▶ [To do]:
Find how many lines in the data below mention "location". Give the number only.

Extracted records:
* START *
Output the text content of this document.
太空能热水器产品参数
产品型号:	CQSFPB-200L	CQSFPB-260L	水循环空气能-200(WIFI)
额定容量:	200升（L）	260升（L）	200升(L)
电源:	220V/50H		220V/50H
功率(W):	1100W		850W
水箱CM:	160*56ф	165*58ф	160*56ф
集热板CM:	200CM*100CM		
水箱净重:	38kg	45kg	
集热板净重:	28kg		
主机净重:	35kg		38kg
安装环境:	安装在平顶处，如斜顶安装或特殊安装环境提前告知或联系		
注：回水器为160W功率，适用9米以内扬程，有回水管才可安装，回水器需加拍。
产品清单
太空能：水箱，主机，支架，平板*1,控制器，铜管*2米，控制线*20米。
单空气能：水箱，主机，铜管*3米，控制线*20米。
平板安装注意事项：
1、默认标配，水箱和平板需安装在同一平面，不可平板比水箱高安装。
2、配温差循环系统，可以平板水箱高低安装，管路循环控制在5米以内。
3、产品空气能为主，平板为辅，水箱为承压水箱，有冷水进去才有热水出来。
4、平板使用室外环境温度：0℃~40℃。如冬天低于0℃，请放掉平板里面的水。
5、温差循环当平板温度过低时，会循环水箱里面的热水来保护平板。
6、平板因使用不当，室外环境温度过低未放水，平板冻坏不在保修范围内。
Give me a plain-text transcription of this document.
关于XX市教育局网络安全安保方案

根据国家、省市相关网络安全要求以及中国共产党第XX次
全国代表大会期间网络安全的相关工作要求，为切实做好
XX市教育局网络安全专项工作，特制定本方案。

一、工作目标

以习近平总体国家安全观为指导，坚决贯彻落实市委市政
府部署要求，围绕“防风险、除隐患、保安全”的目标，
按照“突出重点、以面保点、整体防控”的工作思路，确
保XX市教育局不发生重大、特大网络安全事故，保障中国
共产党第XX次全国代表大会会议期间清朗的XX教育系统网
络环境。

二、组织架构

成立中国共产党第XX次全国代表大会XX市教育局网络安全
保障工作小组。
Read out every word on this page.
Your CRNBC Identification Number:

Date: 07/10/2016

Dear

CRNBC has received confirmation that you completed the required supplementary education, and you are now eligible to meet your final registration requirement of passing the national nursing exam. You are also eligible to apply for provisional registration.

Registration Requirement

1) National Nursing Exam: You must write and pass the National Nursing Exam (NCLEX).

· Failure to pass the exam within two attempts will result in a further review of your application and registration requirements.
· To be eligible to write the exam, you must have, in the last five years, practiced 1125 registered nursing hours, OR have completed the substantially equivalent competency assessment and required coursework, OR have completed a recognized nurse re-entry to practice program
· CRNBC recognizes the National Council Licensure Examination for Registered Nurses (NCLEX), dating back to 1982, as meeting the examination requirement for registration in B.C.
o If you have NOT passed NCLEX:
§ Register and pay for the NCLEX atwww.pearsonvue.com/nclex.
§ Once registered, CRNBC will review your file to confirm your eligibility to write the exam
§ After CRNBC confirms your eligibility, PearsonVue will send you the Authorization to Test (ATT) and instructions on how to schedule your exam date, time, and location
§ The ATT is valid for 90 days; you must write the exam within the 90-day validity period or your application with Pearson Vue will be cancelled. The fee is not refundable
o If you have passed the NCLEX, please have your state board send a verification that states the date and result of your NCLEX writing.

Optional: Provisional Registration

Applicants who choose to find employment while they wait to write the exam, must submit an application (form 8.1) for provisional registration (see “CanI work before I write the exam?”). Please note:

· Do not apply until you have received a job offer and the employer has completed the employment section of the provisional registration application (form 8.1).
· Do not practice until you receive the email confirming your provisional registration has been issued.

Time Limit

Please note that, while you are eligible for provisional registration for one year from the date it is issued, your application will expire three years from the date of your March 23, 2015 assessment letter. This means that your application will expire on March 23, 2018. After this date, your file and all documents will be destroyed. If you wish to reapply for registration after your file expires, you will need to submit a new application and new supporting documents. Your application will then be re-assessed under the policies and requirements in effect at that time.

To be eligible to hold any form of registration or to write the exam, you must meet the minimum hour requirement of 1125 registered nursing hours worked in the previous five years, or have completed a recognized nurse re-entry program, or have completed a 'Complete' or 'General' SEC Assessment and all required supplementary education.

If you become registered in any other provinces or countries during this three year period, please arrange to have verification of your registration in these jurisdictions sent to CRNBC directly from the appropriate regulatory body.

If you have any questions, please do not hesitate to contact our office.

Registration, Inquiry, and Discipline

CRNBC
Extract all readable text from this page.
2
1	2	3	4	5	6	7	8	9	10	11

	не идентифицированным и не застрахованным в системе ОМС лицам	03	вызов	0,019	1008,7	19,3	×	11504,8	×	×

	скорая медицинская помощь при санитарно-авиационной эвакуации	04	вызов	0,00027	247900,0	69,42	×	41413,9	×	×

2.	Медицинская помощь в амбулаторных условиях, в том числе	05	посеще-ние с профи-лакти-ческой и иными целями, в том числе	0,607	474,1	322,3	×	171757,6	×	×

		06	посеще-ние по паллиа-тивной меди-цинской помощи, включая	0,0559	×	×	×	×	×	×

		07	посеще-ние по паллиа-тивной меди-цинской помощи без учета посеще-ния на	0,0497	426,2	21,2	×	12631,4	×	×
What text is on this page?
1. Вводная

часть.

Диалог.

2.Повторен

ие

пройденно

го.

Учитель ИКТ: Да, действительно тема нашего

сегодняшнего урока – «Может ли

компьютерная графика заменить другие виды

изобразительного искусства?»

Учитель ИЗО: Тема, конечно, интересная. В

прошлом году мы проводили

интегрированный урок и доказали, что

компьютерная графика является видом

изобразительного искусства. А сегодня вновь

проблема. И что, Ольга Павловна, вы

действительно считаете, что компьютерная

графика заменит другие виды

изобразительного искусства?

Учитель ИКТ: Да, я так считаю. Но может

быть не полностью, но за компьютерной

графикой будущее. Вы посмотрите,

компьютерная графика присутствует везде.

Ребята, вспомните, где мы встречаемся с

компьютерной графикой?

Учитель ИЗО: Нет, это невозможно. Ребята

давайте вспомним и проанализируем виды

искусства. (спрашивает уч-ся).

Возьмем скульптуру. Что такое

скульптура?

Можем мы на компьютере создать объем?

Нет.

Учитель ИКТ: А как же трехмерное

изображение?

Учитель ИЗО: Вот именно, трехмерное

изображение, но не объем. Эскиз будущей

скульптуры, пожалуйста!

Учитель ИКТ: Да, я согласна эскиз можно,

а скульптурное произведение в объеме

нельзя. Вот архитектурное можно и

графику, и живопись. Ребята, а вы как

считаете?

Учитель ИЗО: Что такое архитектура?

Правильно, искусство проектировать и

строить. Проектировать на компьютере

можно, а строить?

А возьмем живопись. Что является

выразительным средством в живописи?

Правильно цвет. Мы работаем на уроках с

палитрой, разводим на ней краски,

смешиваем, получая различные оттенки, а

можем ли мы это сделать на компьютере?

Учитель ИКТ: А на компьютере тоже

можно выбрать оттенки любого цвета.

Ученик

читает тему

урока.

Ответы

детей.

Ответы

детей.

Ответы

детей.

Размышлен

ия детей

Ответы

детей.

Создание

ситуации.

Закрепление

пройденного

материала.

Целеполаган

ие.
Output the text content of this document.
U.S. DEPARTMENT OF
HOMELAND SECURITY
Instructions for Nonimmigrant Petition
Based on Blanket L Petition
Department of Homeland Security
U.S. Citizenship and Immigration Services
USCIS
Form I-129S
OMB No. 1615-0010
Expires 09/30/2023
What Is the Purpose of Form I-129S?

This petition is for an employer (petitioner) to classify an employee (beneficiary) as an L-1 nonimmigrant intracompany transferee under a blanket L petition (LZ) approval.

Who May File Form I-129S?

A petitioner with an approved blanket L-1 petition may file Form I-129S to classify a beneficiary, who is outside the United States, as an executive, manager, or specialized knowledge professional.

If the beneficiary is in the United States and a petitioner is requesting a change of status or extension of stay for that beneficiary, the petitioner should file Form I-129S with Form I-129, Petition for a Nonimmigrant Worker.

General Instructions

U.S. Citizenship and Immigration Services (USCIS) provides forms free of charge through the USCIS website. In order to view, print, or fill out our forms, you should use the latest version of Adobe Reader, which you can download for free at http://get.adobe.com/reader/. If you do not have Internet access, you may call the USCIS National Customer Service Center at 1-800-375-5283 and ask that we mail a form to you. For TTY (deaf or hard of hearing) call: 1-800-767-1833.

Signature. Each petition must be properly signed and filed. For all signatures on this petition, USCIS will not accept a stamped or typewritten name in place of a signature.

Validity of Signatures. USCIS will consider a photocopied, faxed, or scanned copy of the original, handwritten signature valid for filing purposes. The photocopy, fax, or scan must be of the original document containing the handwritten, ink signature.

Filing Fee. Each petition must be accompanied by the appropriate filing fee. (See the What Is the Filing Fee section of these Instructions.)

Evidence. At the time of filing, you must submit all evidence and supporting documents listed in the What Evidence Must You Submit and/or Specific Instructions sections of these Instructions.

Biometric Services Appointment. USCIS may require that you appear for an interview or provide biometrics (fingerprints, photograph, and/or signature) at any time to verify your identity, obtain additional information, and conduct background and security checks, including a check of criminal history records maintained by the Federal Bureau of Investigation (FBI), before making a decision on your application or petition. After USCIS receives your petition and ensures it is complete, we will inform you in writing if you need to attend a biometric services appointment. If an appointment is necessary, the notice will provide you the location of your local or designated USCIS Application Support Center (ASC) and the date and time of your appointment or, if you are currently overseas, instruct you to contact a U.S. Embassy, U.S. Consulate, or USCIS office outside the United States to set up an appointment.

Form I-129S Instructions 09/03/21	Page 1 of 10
* END *
▶ [Written response]:
2